GIVEN INSTRUCTION: Every record below should be printed exactly as it appears.

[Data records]
_ _ _

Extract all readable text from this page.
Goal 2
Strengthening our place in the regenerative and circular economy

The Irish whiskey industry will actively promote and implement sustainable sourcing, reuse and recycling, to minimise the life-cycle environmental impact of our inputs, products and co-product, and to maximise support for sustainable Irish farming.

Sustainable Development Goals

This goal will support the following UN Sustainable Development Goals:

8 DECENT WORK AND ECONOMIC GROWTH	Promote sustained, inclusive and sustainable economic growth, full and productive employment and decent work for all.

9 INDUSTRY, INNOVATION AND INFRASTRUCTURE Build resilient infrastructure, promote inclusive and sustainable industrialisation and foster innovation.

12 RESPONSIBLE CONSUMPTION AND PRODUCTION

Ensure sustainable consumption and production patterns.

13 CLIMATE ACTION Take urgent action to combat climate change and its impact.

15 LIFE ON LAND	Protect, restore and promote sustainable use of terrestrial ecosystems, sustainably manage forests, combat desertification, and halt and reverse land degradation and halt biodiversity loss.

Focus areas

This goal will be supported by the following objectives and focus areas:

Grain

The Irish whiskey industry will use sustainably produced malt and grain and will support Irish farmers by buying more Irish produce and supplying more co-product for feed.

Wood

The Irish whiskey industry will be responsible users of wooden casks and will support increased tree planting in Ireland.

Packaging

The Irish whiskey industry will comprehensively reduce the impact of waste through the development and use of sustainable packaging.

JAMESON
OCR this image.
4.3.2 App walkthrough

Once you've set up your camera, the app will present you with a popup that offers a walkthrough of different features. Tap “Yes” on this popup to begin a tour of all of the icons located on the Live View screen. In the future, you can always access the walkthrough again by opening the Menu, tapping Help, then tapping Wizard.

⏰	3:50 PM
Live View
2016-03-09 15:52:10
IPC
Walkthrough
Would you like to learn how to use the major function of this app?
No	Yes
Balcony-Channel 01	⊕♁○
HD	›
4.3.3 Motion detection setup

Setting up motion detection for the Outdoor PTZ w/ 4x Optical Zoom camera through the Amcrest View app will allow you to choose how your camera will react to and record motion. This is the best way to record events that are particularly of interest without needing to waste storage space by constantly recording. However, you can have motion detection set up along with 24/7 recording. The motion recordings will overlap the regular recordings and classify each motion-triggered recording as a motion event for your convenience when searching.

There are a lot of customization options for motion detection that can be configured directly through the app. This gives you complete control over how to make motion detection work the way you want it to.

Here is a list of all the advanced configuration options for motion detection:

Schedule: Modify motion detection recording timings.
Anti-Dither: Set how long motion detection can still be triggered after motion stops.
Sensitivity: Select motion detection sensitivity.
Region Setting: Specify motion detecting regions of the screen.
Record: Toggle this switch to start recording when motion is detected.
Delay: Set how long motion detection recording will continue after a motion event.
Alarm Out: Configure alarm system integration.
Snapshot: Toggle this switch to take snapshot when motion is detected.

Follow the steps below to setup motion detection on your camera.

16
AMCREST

_ _ _

FINAL RESULT:
Extract all readable text from this page.
Goal 2
Strengthening our place in the regenerative and circular economy

The Irish whiskey industry will actively promote and implement sustainable sourcing, reuse and recycling, to minimise the life-cycle environmental impact of our inputs, products and co-product, and to maximise support for sustainable Irish farming.

Sustainable Development Goals

This goal will support the following UN Sustainable Development Goals:

8 DECENT WORK AND ECONOMIC GROWTH	Promote sustained, inclusive and sustainable economic growth, full and productive employment and decent work for all.

9 INDUSTRY, INNOVATION AND INFRASTRUCTURE Build resilient infrastructure, promote inclusive and sustainable industrialisation and foster innovation.

12 RESPONSIBLE CONSUMPTION AND PRODUCTION

Ensure sustainable consumption and production patterns.

13 CLIMATE ACTION Take urgent action to combat climate change and its impact.

15 LIFE ON LAND	Protect, restore and promote sustainable use of terrestrial ecosystems, sustainably manage forests, combat desertification, and halt and reverse land degradation and halt biodiversity loss.

Focus areas

This goal will be supported by the following objectives and focus areas:

Grain

The Irish whiskey industry will use sustainably produced malt and grain and will support Irish farmers by buying more Irish produce and supplying more co-product for feed.

Wood

The Irish whiskey industry will be responsible users of wooden casks and will support increased tree planting in Ireland.

Packaging

The Irish whiskey industry will comprehensively reduce the impact of waste through the development and use of sustainable packaging.

JAMESON
OCR this image.
4.3.2 App walkthrough

Once you've set up your camera, the app will present you with a popup that offers a walkthrough of different features. Tap “Yes” on this popup to begin a tour of all of the icons located on the Live View screen. In the future, you can always access the walkthrough again by opening the Menu, tapping Help, then tapping Wizard.

⏰	3:50 PM
Live View
2016-03-09 15:52:10
IPC
Walkthrough
Would you like to learn how to use the major function of this app?
No	Yes
Balcony-Channel 01	⊕♁○
HD	›
4.3.3 Motion detection setup

Setting up motion detection for the Outdoor PTZ w/ 4x Optical Zoom camera through the Amcrest View app will allow you to choose how your camera will react to and record motion. This is the best way to record events that are particularly of interest without needing to waste storage space by constantly recording. However, you can have motion detection set up along with 24/7 recording. The motion recordings will overlap the regular recordings and classify each motion-triggered recording as a motion event for your convenience when searching.

There are a lot of customization options for motion detection that can be configured directly through the app. This gives you complete control over how to make motion detection work the way you want it to.

Here is a list of all the advanced configuration options for motion detection:

Schedule: Modify motion detection recording timings.
Anti-Dither: Set how long motion detection can still be triggered after motion stops.
Sensitivity: Select motion detection sensitivity.
Region Setting: Specify motion detecting regions of the screen.
Record: Toggle this switch to start recording when motion is detected.
Delay: Set how long motion detection recording will continue after a motion event.
Alarm Out: Configure alarm system integration.
Snapshot: Toggle this switch to take snapshot when motion is detected.

Follow the steps below to setup motion detection on your camera.

16
AMCREST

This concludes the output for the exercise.